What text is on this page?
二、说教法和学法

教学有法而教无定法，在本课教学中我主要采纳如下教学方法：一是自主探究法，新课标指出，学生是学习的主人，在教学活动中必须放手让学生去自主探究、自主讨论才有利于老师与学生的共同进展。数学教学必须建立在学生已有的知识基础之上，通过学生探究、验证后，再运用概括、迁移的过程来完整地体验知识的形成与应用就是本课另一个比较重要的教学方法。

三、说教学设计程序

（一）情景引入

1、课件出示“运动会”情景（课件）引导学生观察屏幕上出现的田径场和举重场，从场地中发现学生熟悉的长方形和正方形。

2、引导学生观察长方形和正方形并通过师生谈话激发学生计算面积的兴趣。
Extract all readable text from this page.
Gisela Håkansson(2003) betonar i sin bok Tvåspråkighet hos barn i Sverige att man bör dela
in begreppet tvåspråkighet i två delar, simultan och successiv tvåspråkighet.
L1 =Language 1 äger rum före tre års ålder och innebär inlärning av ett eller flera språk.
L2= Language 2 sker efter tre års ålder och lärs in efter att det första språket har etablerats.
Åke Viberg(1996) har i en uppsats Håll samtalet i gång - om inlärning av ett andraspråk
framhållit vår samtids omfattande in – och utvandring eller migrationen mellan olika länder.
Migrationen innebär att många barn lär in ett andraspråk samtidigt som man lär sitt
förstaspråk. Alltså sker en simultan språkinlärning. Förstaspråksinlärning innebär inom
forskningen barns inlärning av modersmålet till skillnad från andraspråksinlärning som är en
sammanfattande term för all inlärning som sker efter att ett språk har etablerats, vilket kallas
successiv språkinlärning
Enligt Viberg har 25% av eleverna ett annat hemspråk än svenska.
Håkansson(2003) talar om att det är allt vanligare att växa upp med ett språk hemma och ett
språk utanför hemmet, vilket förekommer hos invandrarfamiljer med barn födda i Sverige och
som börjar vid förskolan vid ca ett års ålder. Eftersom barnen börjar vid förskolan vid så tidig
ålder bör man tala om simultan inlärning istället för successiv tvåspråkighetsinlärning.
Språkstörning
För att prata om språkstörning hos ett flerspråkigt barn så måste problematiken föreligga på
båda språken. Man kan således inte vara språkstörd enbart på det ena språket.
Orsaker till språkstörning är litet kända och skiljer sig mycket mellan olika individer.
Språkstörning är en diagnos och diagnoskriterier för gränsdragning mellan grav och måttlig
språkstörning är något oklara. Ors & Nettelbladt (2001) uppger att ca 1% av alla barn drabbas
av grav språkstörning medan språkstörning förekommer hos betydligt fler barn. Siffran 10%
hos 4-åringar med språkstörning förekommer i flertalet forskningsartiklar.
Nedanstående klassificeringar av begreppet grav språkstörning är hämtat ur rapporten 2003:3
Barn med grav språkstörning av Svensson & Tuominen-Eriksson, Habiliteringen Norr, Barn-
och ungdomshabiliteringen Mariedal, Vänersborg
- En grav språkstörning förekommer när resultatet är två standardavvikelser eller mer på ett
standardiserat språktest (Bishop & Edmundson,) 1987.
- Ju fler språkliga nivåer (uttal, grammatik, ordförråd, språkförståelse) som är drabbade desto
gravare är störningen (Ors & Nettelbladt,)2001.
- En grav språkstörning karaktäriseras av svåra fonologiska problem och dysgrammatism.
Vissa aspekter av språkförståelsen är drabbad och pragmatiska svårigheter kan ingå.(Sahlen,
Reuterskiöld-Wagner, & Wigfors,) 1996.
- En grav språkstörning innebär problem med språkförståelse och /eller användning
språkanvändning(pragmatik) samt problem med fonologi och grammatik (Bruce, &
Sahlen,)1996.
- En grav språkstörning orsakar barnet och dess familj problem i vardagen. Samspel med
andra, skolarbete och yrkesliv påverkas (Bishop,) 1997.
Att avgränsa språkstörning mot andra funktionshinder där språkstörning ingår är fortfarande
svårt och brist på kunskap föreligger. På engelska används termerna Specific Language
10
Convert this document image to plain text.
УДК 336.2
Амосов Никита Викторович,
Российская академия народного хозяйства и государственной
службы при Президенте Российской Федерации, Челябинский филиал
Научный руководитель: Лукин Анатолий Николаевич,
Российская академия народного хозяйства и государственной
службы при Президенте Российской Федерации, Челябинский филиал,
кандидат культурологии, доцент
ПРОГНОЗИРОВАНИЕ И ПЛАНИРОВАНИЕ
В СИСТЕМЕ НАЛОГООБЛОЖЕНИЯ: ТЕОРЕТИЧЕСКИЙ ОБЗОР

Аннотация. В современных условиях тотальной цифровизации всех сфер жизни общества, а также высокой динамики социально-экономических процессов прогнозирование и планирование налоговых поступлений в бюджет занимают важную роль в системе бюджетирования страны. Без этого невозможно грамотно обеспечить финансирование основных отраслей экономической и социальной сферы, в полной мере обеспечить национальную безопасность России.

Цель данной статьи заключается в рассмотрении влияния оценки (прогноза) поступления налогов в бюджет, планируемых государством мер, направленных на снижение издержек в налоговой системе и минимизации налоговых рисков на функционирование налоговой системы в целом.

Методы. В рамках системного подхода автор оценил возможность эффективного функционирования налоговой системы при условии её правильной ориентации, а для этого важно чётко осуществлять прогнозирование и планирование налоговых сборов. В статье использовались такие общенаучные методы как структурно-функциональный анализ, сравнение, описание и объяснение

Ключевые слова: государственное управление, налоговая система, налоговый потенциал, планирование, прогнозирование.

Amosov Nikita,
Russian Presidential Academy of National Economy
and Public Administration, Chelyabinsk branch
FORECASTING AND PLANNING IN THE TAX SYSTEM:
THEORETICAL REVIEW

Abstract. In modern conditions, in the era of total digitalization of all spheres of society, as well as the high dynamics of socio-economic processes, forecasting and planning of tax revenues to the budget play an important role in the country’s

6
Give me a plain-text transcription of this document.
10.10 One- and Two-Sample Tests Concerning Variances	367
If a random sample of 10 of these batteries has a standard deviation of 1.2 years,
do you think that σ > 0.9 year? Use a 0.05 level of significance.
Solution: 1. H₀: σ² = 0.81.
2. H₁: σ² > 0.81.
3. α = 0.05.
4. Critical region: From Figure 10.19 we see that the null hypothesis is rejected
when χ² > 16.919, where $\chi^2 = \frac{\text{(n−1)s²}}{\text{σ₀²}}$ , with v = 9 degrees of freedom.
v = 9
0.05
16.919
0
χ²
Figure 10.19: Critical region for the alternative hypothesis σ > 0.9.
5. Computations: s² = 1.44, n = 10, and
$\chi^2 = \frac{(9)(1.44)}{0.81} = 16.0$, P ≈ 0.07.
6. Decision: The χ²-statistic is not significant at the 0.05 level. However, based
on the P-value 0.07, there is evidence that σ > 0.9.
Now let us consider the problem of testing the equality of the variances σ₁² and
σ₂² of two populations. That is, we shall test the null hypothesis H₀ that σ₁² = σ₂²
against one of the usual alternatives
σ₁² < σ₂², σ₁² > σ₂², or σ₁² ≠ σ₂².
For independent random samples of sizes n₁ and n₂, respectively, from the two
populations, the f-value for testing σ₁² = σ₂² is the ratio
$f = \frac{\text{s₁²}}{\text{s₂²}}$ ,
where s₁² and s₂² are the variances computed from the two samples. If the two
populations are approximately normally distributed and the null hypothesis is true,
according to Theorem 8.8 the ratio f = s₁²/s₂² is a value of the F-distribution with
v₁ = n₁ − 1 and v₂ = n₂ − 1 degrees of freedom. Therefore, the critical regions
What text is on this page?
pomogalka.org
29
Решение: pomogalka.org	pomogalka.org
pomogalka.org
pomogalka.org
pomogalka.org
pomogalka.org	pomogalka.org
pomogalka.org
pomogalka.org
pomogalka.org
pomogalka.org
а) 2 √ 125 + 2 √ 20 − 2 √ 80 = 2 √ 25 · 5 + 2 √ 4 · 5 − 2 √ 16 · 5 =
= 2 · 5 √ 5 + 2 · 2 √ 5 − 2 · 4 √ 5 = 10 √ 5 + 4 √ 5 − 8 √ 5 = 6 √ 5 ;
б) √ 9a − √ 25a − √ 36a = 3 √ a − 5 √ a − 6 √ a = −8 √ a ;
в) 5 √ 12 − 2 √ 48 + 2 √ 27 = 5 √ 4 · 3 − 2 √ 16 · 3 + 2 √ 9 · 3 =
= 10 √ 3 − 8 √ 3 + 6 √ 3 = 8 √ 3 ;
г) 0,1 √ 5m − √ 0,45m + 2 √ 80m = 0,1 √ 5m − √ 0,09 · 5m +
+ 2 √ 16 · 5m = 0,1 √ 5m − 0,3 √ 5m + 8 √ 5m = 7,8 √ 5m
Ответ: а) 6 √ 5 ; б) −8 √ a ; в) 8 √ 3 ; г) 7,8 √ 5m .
———
Search the data above for the string "begreppet" and copy each line that has it.

■ Exercise solution
in begreppet tvåspråkighet i två delar, simultan och successiv tvåspråkighet.
Nedanstående klassificeringar av begreppet grav språkstörning är hämtat ur rapporten 2003:3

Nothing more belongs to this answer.